## Start

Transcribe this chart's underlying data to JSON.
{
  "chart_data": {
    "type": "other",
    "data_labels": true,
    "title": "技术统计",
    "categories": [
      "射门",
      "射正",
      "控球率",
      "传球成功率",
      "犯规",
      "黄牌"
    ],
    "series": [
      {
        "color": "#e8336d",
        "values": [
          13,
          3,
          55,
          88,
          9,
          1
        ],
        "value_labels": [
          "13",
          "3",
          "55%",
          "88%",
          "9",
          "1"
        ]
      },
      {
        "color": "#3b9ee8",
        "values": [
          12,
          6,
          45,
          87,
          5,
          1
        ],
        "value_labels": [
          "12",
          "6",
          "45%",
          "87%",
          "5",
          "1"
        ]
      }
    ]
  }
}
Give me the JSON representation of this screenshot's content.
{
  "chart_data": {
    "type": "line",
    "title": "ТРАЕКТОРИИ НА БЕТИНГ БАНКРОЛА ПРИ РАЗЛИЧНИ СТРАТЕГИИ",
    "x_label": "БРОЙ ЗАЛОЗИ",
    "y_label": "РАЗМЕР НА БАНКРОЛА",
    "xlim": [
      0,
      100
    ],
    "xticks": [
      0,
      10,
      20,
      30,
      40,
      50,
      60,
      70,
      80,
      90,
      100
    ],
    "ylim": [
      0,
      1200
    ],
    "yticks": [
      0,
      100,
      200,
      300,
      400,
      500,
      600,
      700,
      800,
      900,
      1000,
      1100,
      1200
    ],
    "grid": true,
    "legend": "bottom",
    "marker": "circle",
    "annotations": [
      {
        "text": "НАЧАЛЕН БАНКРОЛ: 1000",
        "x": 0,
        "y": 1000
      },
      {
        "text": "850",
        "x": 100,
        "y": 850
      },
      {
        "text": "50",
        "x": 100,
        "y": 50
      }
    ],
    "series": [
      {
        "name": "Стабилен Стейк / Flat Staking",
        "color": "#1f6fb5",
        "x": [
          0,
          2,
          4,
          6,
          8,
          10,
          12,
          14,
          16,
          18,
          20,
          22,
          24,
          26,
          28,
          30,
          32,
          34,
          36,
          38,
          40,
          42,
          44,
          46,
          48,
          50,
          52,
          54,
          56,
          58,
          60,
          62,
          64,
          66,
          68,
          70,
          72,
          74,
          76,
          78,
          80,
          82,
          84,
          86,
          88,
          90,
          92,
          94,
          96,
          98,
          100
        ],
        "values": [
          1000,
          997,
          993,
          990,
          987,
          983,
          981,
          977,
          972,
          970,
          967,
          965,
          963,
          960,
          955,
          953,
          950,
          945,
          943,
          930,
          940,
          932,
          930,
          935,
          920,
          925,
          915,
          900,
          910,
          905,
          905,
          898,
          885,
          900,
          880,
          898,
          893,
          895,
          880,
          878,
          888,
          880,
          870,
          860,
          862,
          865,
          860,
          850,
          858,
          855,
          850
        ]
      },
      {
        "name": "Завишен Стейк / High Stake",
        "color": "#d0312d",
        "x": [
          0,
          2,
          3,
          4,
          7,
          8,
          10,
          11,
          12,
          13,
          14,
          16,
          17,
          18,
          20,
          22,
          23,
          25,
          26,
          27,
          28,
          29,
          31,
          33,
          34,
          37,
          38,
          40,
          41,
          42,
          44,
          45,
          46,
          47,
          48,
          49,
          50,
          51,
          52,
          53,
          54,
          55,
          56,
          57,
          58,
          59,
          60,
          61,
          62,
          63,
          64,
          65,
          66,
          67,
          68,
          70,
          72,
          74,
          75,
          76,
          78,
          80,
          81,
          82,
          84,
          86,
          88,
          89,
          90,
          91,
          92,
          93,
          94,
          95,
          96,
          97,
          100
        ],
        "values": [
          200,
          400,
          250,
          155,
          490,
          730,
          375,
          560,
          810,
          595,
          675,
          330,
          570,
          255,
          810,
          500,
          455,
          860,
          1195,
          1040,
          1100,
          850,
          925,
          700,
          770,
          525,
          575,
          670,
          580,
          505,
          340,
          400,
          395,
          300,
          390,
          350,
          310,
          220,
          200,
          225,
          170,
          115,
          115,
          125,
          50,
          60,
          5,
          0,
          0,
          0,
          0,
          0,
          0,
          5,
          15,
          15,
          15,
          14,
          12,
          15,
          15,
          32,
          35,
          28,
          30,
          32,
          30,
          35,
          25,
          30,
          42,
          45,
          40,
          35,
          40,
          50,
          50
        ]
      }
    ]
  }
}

## End

[DO THIS]: The listing above must be transcribed exactly, line by line.

[OUTPUT OF THE EXERCISE]:
Transcribe this chart's underlying data to JSON.
{
  "chart_data": {
    "type": "other",
    "data_labels": true,
    "title": "技术统计",
    "categories": [
      "射门",
      "射正",
      "控球率",
      "传球成功率",
      "犯规",
      "黄牌"
    ],
    "series": [
      {
        "color": "#e8336d",
        "values": [
          13,
          3,
          55,
          88,
          9,
          1
        ],
        "value_labels": [
          "13",
          "3",
          "55%",
          "88%",
          "9",
          "1"
        ]
      },
      {
        "color": "#3b9ee8",
        "values": [
          12,
          6,
          45,
          87,
          5,
          1
        ],
        "value_labels": [
          "12",
          "6",
          "45%",
          "87%",
          "5",
          "1"
        ]
      }
    ]
  }
}
Give me the JSON representation of this screenshot's content.
{
  "chart_data": {
    "type": "line",
    "title": "ТРАЕКТОРИИ НА БЕТИНГ БАНКРОЛА ПРИ РАЗЛИЧНИ СТРАТЕГИИ",
    "x_label": "БРОЙ ЗАЛОЗИ",
    "y_label": "РАЗМЕР НА БАНКРОЛА",
    "xlim": [
      0,
      100
    ],
    "xticks": [
      0,
      10,
      20,
      30,
      40,
      50,
      60,
      70,
      80,
      90,
      100
    ],
    "ylim": [
      0,
      1200
    ],
    "yticks": [
      0,
      100,
      200,
      300,
      400,
      500,
      600,
      700,
      800,
      900,
      1000,
      1100,
      1200
    ],
    "grid": true,
    "legend": "bottom",
    "marker": "circle",
    "annotations": [
      {
        "text": "НАЧАЛЕН БАНКРОЛ: 1000",
        "x": 0,
        "y": 1000
      },
      {
        "text": "850",
        "x": 100,
        "y": 850
      },
      {
        "text": "50",
        "x": 100,
        "y": 50
      }
    ],
    "series": [
      {
        "name": "Стабилен Стейк / Flat Staking",
        "color": "#1f6fb5",
        "x": [
          0,
          2,
          4,
          6,
          8,
          10,
          12,
          14,
          16,
          18,
          20,
          22,
          24,
          26,
          28,
          30,
          32,
          34,
          36,
          38,
          40,
          42,
          44,
          46,
          48,
          50,
          52,
          54,
          56,
          58,
          60,
          62,
          64,
          66,
          68,
          70,
          72,
          74,
          76,
          78,
          80,
          82,
          84,
          86,
          88,
          90,
          92,
          94,
          96,
          98,
          100
        ],
        "values": [
          1000,
          997,
          993,
          990,
          987,
          983,
          981,
          977,
          972,
          970,
          967,
          965,
          963,
          960,
          955,
          953,
          950,
          945,
          943,
          930,
          940,
          932,
          930,
          935,
          920,
          925,
          915,
          900,
          910,
          905,
          905,
          898,
          885,
          900,
          880,
          898,
          893,
          895,
          880,
          878,
          888,
          880,
          870,
          860,
          862,
          865,
          860,
          850,
          858,
          855,
          850
        ]
      },
      {
        "name": "Завишен Стейк / High Stake",
        "color": "#d0312d",
        "x": [
          0,
          2,
          3,
          4,
          7,
          8,
          10,
          11,
          12,
          13,
          14,
          16,
          17,
          18,
          20,
          22,
          23,
          25,
          26,
          27,
          28,
          29,
          31,
          33,
          34,
          37,
          38,
          40,
          41,
          42,
          44,
          45,
          46,
          47,
          48,
          49,
          50,
          51,
          52,
          53,
          54,
          55,
          56,
          57,
          58,
          59,
          60,
          61,
          62,
          63,
          64,
          65,
          66,
          67,
          68,
          70,
          72,
          74,
          75,
          76,
          78,
          80,
          81,
          82,
          84,
          86,
          88,
          89,
          90,
          91,
          92,
          93,
          94,
          95,
          96,
          97,
          100
        ],
        "values": [
          200,
          400,
          250,
          155,
          490,
          730,
          375,
          560,
          810,
          595,
          675,
          330,
          570,
          255,
          810,
          500,
          455,
          860,
          1195,
          1040,
          1100,
          850,
          925,
          700,
          770,
          525,
          575,
          670,
          580,
          505,
          340,
          400,
          395,
          300,
          390,
          350,
          310,
          220,
          200,
          225,
          170,
          115,
          115,
          125,
          50,
          60,
          5,
          0,
          0,
          0,
          0,
          0,
          0,
          5,
          15,
          15,
          15,
          14,
          12,
          15,
          15,
          32,
          35,
          28,
          30,
          32,
          30,
          35,
          25,
          30,
          42,
          45,
          40,
          35,
          40,
          50,
          50
        ]
      }
    ]
  }
}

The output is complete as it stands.